Note how many lines hold the string "transfer" and give that number without any other words.
* start ENTRIES PROVIDED *
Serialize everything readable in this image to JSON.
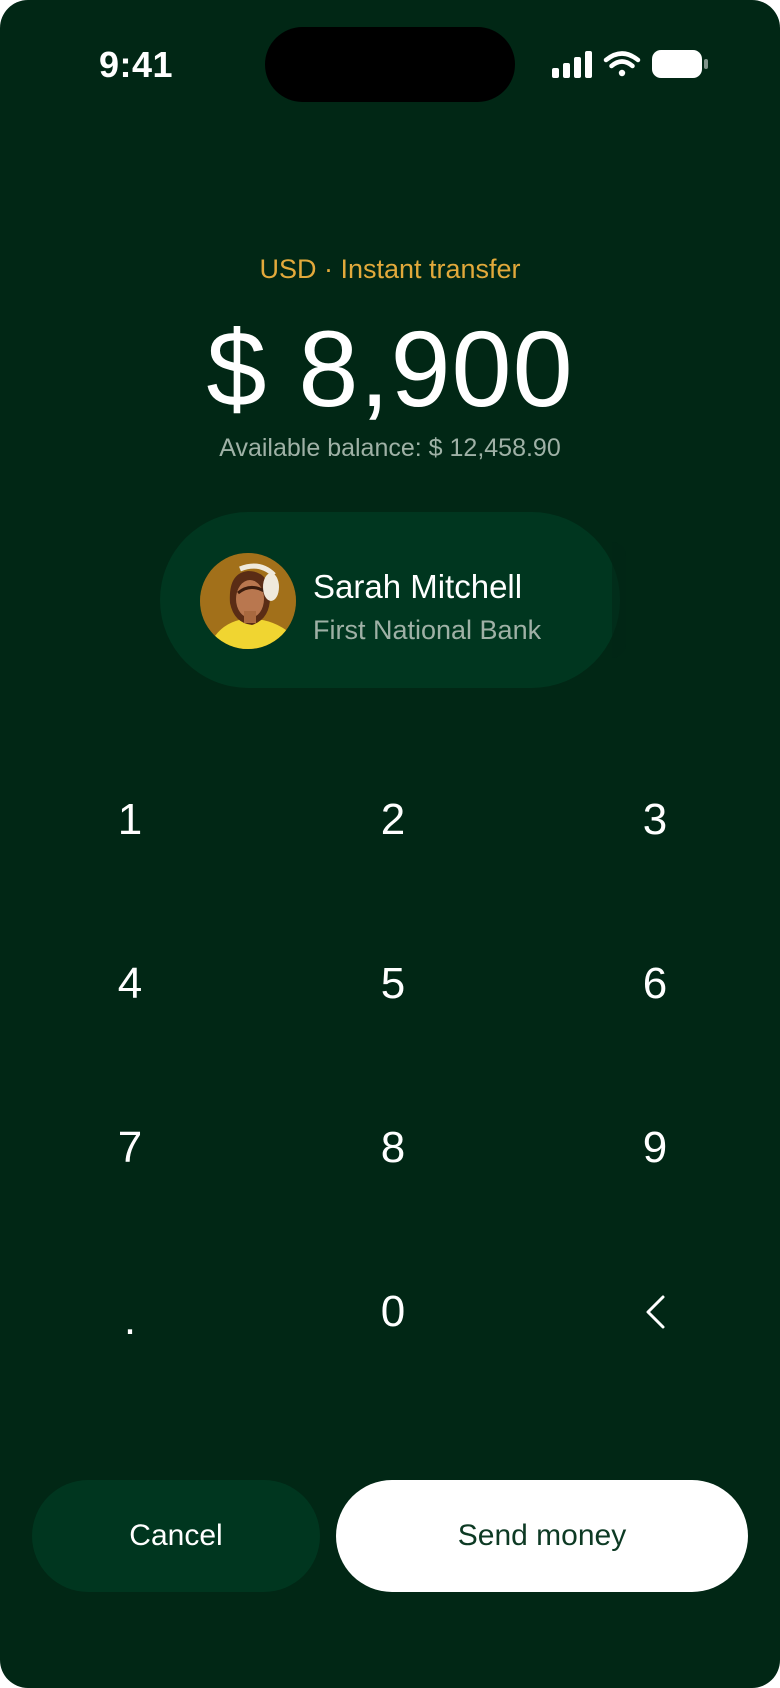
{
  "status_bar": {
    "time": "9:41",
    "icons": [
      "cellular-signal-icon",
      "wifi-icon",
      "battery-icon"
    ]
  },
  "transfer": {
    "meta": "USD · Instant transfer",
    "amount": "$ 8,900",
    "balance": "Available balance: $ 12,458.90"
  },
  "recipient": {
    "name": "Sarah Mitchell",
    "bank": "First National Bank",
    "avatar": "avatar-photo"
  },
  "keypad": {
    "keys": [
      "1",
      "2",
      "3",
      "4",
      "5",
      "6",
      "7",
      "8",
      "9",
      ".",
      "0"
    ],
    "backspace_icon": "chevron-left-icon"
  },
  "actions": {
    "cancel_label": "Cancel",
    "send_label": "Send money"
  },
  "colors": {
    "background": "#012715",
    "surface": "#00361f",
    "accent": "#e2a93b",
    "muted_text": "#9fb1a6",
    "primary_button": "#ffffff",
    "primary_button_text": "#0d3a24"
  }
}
* end ENTRIES PROVIDED *
* start ENTRIES PROVIDED *
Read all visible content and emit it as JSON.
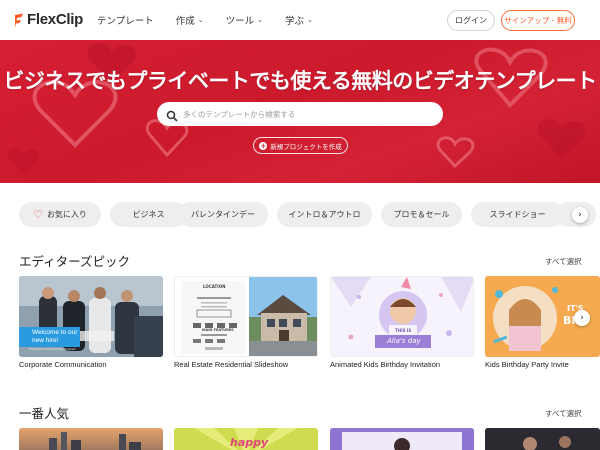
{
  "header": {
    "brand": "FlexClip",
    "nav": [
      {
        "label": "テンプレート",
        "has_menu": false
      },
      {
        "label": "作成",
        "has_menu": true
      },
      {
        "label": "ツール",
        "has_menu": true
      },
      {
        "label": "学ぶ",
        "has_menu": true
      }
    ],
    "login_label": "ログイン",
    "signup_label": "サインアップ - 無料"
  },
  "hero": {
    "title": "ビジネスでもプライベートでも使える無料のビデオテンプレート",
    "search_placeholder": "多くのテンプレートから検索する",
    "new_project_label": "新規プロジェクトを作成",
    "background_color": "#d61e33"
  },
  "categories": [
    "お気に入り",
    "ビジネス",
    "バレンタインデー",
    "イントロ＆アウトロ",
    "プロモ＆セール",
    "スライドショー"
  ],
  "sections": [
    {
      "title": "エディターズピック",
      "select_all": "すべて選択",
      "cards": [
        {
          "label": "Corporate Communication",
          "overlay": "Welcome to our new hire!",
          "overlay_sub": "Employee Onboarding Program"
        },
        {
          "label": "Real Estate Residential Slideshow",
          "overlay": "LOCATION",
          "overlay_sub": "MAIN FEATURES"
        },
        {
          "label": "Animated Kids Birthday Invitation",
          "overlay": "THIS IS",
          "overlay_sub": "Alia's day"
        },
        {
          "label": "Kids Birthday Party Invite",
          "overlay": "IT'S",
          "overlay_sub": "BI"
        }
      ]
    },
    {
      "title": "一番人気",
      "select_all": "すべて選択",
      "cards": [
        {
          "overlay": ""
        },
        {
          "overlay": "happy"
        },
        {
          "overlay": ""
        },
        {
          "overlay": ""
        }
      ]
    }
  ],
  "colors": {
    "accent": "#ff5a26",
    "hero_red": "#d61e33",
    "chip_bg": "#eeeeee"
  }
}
* end ENTRIES PROVIDED *
## RESPONSE BELOW:
2